# [PENGGALAN TEKS]
#####
Pada
akhirnya kita sendiri yang memilih jalan dan cara kita. Apapapun itu. Termasuk
memilih hidup yang seperti apa. Juga tentang bagaimana caranya. Biar tetap
berkah atau hanya dapat hikmah. Saya tertampar sekali ketika melihat banyak
realita. Beginikah? Begitukah? Atau saya yang terlalu polos, sehingga tak
pernah terpikir tentang itu.
Salah
satu hal yang bisa kita pilih adalah tentang pernikahan dan hubungan dengan
lawan jenis. Sebenarnya saya sedang tidak ingin menulis tentang tema ini. Tapi ini
harus dituliskan segera. Sebagai pembelajaran. In Sha Allah bukan dalam rangka
menyebarkan aib. Hanya untuk saling menjaga. Aku, kamu, dia, mereka. Kita
semua.
#####
# [DATA YANG DIBERIKAN]
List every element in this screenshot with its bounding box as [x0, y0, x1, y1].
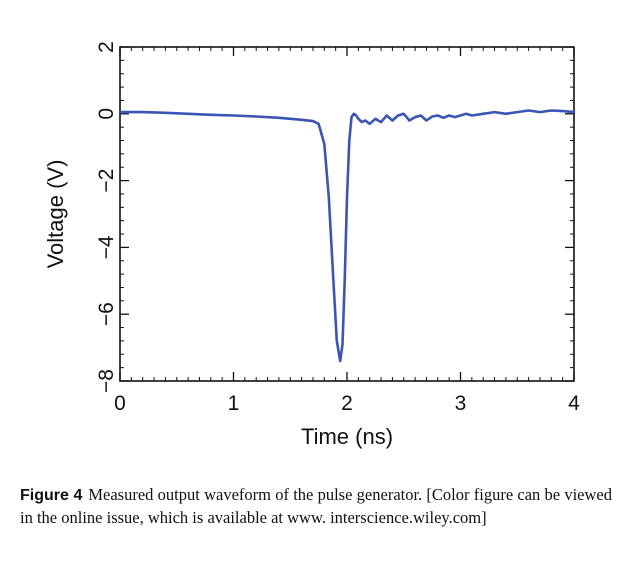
figure-caption: Figure 4 Measured output waveform of the … — [20, 484, 612, 529]
caption-text: Measured output waveform of the pulse ge… — [20, 485, 612, 527]
waveform-chart: 0 1 2 3 4 2 0 −2 −4 −6 −8 Time (ns) Voltage (V) — [43, 41, 580, 449]
x-tick-label: 0 — [114, 392, 126, 415]
x-tick-label: 1 — [228, 392, 240, 415]
x-tick-label: 3 — [455, 392, 467, 415]
y-axis-label: Voltage (V) — [43, 160, 68, 269]
x-tick-label: 4 — [568, 392, 580, 415]
y-tick-label: 2 — [95, 41, 118, 53]
y-tick-label: −4 — [95, 235, 118, 259]
tick-labels: 0 1 2 3 4 2 0 −2 −4 −6 −8 — [95, 41, 580, 415]
figure-label: Figure 4 — [20, 487, 83, 504]
y-tick-label: −2 — [95, 169, 118, 193]
x-axis-label: Time (ns) — [301, 424, 393, 449]
voltage-series-line — [118, 109, 576, 363]
axis-ticks — [119, 46, 575, 382]
y-tick-label: −6 — [95, 302, 118, 326]
x-tick-label: 2 — [341, 392, 353, 415]
y-tick-label: 0 — [95, 108, 118, 120]
y-tick-label: −8 — [95, 369, 118, 393]
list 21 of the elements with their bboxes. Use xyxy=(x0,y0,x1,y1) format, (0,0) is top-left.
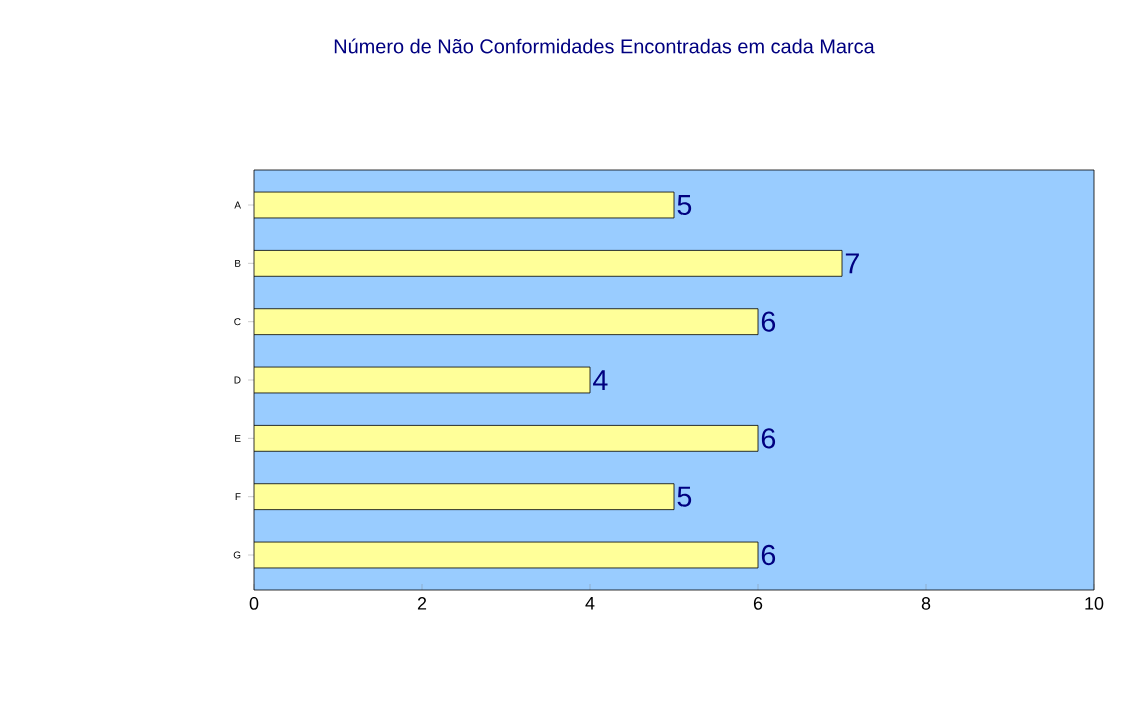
bar xyxy=(254,541,759,569)
data-label: 4 xyxy=(593,370,608,390)
bar xyxy=(254,191,675,219)
bar xyxy=(254,483,675,511)
bar xyxy=(254,366,591,394)
x-tick-label: 8 xyxy=(921,597,931,610)
x-tick-label: 4 xyxy=(585,597,595,610)
chart-title: Número de Não Conformidades Encontradas em cada Marca xyxy=(334,38,875,54)
bar xyxy=(254,249,843,277)
x-tick-label: 6 xyxy=(753,597,763,610)
bar xyxy=(254,308,759,336)
x-tick-label: 0 xyxy=(249,597,259,610)
data-label: 6 xyxy=(761,311,776,332)
data-label: 5 xyxy=(677,486,692,507)
data-label: 7 xyxy=(845,253,859,274)
x-tick-label: 10 xyxy=(1085,597,1104,610)
bar xyxy=(254,424,759,452)
data-label: 6 xyxy=(761,428,776,449)
data-label: 6 xyxy=(761,544,776,566)
x-tick-label: 2 xyxy=(417,597,427,610)
data-label: 5 xyxy=(677,194,692,216)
#####
# [SOAL TERTULIS]
Dalam penggalan teks, sebutkan semua kata ganti orang yang dideretkan tepat sebelum frasa "Kita semua". Gunakan penggalan teks saja sebagai sumber jawaban.

# [JAWABAN SOAL]
Aku, kamu, dia, mereka